• WORK REQUIRED
Without skipping anything, write out each record below exactly.

• Records contained in a dataset
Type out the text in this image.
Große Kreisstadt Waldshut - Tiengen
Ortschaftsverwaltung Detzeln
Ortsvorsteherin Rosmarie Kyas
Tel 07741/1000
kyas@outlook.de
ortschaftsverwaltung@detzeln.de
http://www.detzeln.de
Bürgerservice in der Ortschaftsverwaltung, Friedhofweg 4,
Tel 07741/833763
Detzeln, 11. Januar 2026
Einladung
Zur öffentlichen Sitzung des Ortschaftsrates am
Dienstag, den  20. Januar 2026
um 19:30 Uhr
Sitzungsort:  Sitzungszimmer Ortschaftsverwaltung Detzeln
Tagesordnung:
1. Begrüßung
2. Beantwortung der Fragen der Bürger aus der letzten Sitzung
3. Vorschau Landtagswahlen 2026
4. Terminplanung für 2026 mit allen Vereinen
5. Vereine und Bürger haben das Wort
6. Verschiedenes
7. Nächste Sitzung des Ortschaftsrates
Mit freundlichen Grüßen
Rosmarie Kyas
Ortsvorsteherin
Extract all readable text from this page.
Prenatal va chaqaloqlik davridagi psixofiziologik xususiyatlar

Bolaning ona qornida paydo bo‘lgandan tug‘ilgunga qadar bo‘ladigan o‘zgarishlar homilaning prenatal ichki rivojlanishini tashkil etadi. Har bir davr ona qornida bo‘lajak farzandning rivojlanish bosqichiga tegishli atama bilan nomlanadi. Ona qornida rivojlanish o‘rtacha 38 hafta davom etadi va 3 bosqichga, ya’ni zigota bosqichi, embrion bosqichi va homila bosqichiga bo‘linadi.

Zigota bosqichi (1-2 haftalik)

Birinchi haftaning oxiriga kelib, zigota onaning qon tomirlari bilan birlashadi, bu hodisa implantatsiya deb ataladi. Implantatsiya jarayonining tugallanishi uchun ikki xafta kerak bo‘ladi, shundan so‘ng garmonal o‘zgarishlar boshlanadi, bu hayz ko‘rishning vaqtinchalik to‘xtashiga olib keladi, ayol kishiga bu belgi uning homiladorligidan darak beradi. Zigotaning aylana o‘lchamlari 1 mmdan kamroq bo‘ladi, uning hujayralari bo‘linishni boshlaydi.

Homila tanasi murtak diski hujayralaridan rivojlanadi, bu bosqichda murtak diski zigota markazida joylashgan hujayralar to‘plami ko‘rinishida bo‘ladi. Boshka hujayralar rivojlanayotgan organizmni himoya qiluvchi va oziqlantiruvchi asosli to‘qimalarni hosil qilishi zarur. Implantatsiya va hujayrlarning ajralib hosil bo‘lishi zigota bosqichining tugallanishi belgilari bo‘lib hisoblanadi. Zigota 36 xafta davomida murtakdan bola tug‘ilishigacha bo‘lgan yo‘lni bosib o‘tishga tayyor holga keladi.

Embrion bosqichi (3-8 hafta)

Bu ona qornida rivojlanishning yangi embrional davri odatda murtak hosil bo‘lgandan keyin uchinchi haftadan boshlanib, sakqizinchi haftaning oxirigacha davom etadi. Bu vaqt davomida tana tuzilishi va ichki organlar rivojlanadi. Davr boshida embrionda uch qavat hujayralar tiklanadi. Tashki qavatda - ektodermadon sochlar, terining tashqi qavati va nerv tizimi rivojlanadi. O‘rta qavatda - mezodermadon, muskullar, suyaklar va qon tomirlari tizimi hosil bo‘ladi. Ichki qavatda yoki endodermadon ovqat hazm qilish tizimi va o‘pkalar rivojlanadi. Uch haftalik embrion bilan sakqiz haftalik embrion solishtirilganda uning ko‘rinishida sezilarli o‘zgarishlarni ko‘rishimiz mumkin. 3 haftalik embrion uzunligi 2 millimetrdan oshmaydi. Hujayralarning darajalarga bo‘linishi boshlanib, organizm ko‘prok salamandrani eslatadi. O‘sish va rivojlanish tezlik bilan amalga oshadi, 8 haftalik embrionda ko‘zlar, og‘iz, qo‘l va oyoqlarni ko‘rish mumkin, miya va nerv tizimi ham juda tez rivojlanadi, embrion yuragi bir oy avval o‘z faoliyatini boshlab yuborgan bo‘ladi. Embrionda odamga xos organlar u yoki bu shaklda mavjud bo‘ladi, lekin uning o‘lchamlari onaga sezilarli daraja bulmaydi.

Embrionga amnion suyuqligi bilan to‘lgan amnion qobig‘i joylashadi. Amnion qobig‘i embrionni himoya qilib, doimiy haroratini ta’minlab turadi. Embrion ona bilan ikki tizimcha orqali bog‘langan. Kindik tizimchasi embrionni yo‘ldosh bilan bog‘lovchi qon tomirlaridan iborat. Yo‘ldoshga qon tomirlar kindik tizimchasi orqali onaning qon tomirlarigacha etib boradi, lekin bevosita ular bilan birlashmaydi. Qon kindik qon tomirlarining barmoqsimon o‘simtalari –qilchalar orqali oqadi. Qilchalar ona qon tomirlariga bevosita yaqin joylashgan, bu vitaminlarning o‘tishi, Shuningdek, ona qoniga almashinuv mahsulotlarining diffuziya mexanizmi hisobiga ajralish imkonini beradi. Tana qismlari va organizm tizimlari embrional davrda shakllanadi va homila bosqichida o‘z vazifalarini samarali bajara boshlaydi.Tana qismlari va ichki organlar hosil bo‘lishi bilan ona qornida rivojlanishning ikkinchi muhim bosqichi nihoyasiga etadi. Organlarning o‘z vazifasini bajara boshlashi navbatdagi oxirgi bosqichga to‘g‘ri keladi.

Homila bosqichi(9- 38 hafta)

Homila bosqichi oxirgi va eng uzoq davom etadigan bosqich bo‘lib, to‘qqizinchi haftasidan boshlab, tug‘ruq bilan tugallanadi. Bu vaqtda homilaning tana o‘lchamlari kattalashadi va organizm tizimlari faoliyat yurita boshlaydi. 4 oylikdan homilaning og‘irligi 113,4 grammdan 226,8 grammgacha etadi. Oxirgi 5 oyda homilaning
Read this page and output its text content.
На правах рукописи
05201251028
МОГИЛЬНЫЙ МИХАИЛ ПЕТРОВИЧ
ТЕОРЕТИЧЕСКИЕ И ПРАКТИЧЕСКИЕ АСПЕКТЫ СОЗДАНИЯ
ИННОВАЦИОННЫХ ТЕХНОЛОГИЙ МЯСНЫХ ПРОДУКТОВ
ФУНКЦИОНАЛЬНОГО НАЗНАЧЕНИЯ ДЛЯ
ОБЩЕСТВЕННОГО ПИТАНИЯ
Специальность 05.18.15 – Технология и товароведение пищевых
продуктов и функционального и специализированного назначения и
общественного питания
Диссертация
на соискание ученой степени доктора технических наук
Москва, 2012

• THE REPLY
Type out the text in this image.
Große Kreisstadt Waldshut - Tiengen
Ortschaftsverwaltung Detzeln
Ortsvorsteherin Rosmarie Kyas
Tel 07741/1000
kyas@outlook.de
ortschaftsverwaltung@detzeln.de
http://www.detzeln.de
Bürgerservice in der Ortschaftsverwaltung, Friedhofweg 4,
Tel 07741/833763
Detzeln, 11. Januar 2026
Einladung
Zur öffentlichen Sitzung des Ortschaftsrates am
Dienstag, den  20. Januar 2026
um 19:30 Uhr
Sitzungsort:  Sitzungszimmer Ortschaftsverwaltung Detzeln
Tagesordnung:
1. Begrüßung
2. Beantwortung der Fragen der Bürger aus der letzten Sitzung
3. Vorschau Landtagswahlen 2026
4. Terminplanung für 2026 mit allen Vereinen
5. Vereine und Bürger haben das Wort
6. Verschiedenes
7. Nächste Sitzung des Ortschaftsrates
Mit freundlichen Grüßen
Rosmarie Kyas
Ortsvorsteherin
Extract all readable text from this page.
Prenatal va chaqaloqlik davridagi psixofiziologik xususiyatlar

Bolaning ona qornida paydo bo‘lgandan tug‘ilgunga qadar bo‘ladigan o‘zgarishlar homilaning prenatal ichki rivojlanishini tashkil etadi. Har bir davr ona qornida bo‘lajak farzandning rivojlanish bosqichiga tegishli atama bilan nomlanadi. Ona qornida rivojlanish o‘rtacha 38 hafta davom etadi va 3 bosqichga, ya’ni zigota bosqichi, embrion bosqichi va homila bosqichiga bo‘linadi.

Zigota bosqichi (1-2 haftalik)

Birinchi haftaning oxiriga kelib, zigota onaning qon tomirlari bilan birlashadi, bu hodisa implantatsiya deb ataladi. Implantatsiya jarayonining tugallanishi uchun ikki xafta kerak bo‘ladi, shundan so‘ng garmonal o‘zgarishlar boshlanadi, bu hayz ko‘rishning vaqtinchalik to‘xtashiga olib keladi, ayol kishiga bu belgi uning homiladorligidan darak beradi. Zigotaning aylana o‘lchamlari 1 mmdan kamroq bo‘ladi, uning hujayralari bo‘linishni boshlaydi.

Homila tanasi murtak diski hujayralaridan rivojlanadi, bu bosqichda murtak diski zigota markazida joylashgan hujayralar to‘plami ko‘rinishida bo‘ladi. Boshka hujayralar rivojlanayotgan organizmni himoya qiluvchi va oziqlantiruvchi asosli to‘qimalarni hosil qilishi zarur. Implantatsiya va hujayrlarning ajralib hosil bo‘lishi zigota bosqichining tugallanishi belgilari bo‘lib hisoblanadi. Zigota 36 xafta davomida murtakdan bola tug‘ilishigacha bo‘lgan yo‘lni bosib o‘tishga tayyor holga keladi.

Embrion bosqichi (3-8 hafta)

Bu ona qornida rivojlanishning yangi embrional davri odatda murtak hosil bo‘lgandan keyin uchinchi haftadan boshlanib, sakqizinchi haftaning oxirigacha davom etadi. Bu vaqt davomida tana tuzilishi va ichki organlar rivojlanadi. Davr boshida embrionda uch qavat hujayralar tiklanadi. Tashki qavatda - ektodermadon sochlar, terining tashqi qavati va nerv tizimi rivojlanadi. O‘rta qavatda - mezodermadon, muskullar, suyaklar va qon tomirlari tizimi hosil bo‘ladi. Ichki qavatda yoki endodermadon ovqat hazm qilish tizimi va o‘pkalar rivojlanadi. Uch haftalik embrion bilan sakqiz haftalik embrion solishtirilganda uning ko‘rinishida sezilarli o‘zgarishlarni ko‘rishimiz mumkin. 3 haftalik embrion uzunligi 2 millimetrdan oshmaydi. Hujayralarning darajalarga bo‘linishi boshlanib, organizm ko‘prok salamandrani eslatadi. O‘sish va rivojlanish tezlik bilan amalga oshadi, 8 haftalik embrionda ko‘zlar, og‘iz, qo‘l va oyoqlarni ko‘rish mumkin, miya va nerv tizimi ham juda tez rivojlanadi, embrion yuragi bir oy avval o‘z faoliyatini boshlab yuborgan bo‘ladi. Embrionda odamga xos organlar u yoki bu shaklda mavjud bo‘ladi, lekin uning o‘lchamlari onaga sezilarli daraja bulmaydi.

Embrionga amnion suyuqligi bilan to‘lgan amnion qobig‘i joylashadi. Amnion qobig‘i embrionni himoya qilib, doimiy haroratini ta’minlab turadi. Embrion ona bilan ikki tizimcha orqali bog‘langan. Kindik tizimchasi embrionni yo‘ldosh bilan bog‘lovchi qon tomirlaridan iborat. Yo‘ldoshga qon tomirlar kindik tizimchasi orqali onaning qon tomirlarigacha etib boradi, lekin bevosita ular bilan birlashmaydi. Qon kindik qon tomirlarining barmoqsimon o‘simtalari –qilchalar orqali oqadi. Qilchalar ona qon tomirlariga bevosita yaqin joylashgan, bu vitaminlarning o‘tishi, Shuningdek, ona qoniga almashinuv mahsulotlarining diffuziya mexanizmi hisobiga ajralish imkonini beradi. Tana qismlari va organizm tizimlari embrional davrda shakllanadi va homila bosqichida o‘z vazifalarini samarali bajara boshlaydi.Tana qismlari va ichki organlar hosil bo‘lishi bilan ona qornida rivojlanishning ikkinchi muhim bosqichi nihoyasiga etadi. Organlarning o‘z vazifasini bajara boshlashi navbatdagi oxirgi bosqichga to‘g‘ri keladi.

Homila bosqichi(9- 38 hafta)

Homila bosqichi oxirgi va eng uzoq davom etadigan bosqich bo‘lib, to‘qqizinchi haftasidan boshlab, tug‘ruq bilan tugallanadi. Bu vaqtda homilaning tana o‘lchamlari kattalashadi va organizm tizimlari faoliyat yurita boshlaydi. 4 oylikdan homilaning og‘irligi 113,4 grammdan 226,8 grammgacha etadi. Oxirgi 5 oyda homilaning
Read this page and output its text content.
На правах рукописи
05201251028
МОГИЛЬНЫЙ МИХАИЛ ПЕТРОВИЧ
ТЕОРЕТИЧЕСКИЕ И ПРАКТИЧЕСКИЕ АСПЕКТЫ СОЗДАНИЯ
ИННОВАЦИОННЫХ ТЕХНОЛОГИЙ МЯСНЫХ ПРОДУКТОВ
ФУНКЦИОНАЛЬНОГО НАЗНАЧЕНИЯ ДЛЯ
ОБЩЕСТВЕННОГО ПИТАНИЯ
Специальность 05.18.15 – Технология и товароведение пищевых
продуктов и функционального и специализированного назначения и
общественного питания
Диссертация
на соискание ученой степени доктора технических наук
Москва, 2012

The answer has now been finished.